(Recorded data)
=======
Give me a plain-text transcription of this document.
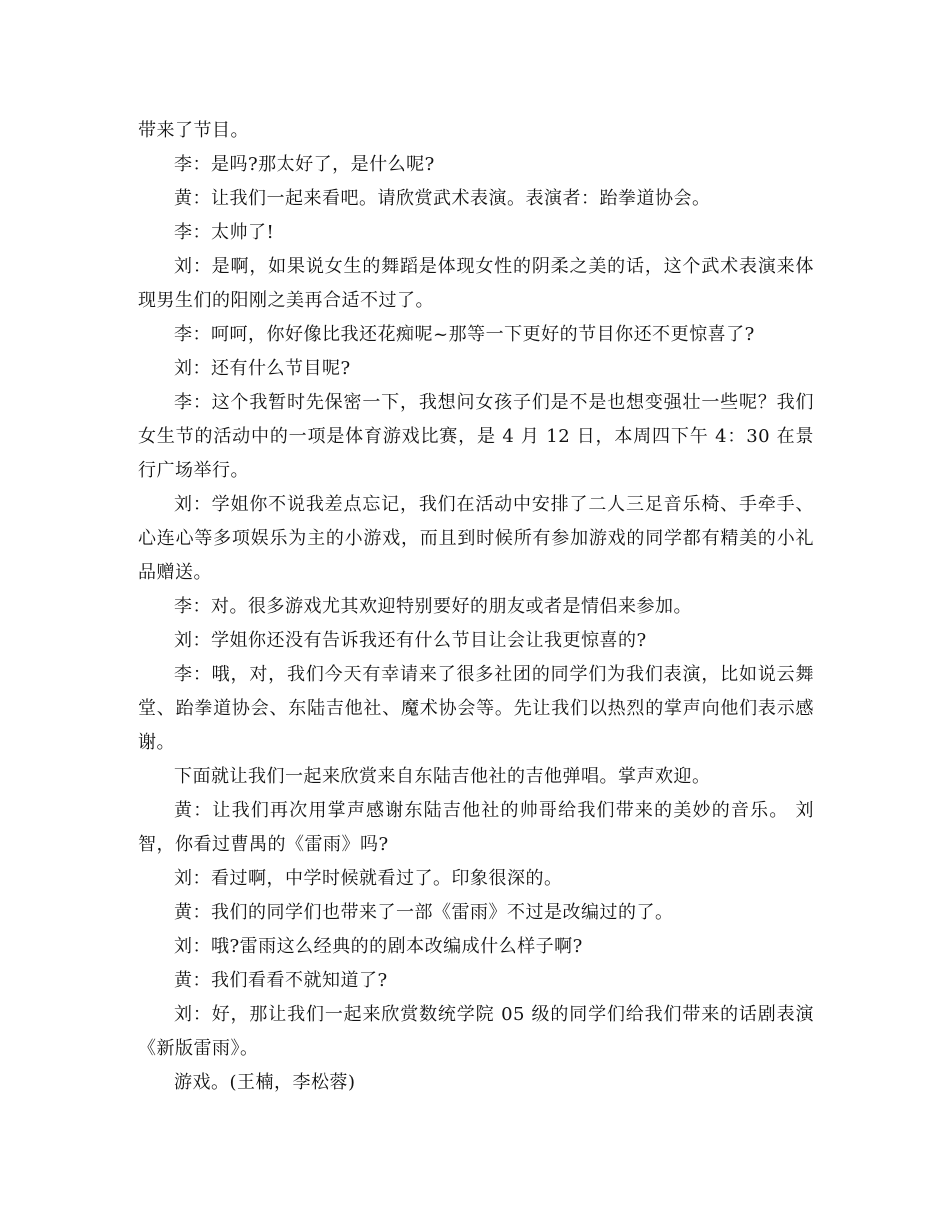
带来了节目。

李：是吗?那太好了，是什么呢?

黄：让我们一起来看吧。请欣赏武术表演。表演者：跆拳道协会。

李：太帅了!

刘：是啊，如果说女生的舞蹈是体现女性的阴柔之美的话，这个武术表演来体现男生们的阳刚之美再合适不过了。

李：呵呵，你好像比我还花痴呢~那等一下更好的节目你还不更惊喜了?

刘：还有什么节目呢?

李：这个我暂时先保密一下，我想问女孩子们是不是也想变强壮一些呢？我们女生节的活动中的一项是体育游戏比赛，是 4 月 12 日，本周四下午 4：30 在景行广场举行。

刘：学姐你不说我差点忘记，我们在活动中安排了二人三足音乐椅、手牵手、心连心等多项娱乐为主的小游戏，而且到时候所有参加游戏的同学都有精美的小礼品赠送。

李：对。很多游戏尤其欢迎特别要好的朋友或者是情侣来参加。

刘：学姐你还没有告诉我还有什么节目让会让我更惊喜的?

李：哦，对，我们今天有幸请来了很多社团的同学们为我们表演，比如说云舞堂、跆拳道协会、东陆吉他社、魔术协会等。先让我们以热烈的掌声向他们表示感谢。

下面就让我们一起来欣赏来自东陆吉他社的吉他弹唱。掌声欢迎。

黄：让我们再次用掌声感谢东陆吉他社的帅哥给我们带来的美妙的音乐。 刘智，你看过曹禺的《雷雨》吗?

刘：看过啊，中学时候就看过了。印象很深的。

黄：我们的同学们也带来了一部《雷雨》不过是改编过的了。

刘：哦?雷雨这么经典的的剧本改编成什么样子啊?

黄：我们看看不就知道了?

刘：好，那让我们一起来欣赏数统学院 05 级的同学们给我们带来的话剧表演《新版雷雨》。

游戏。(王楠，李松蓉)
=======
* [Problem details] Find every line in the records above that holds the word "跆拳道协会", and copy each one.

* [Solution to this problem]
黄：让我们一起来看吧。请欣赏武术表演。表演者：跆拳道协会。
李：哦，对，我们今天有幸请来了很多社团的同学们为我们表演，比如说云舞堂、跆拳道协会、东陆吉他社、魔术协会等。先让我们以热烈的掌声向他们表示感谢。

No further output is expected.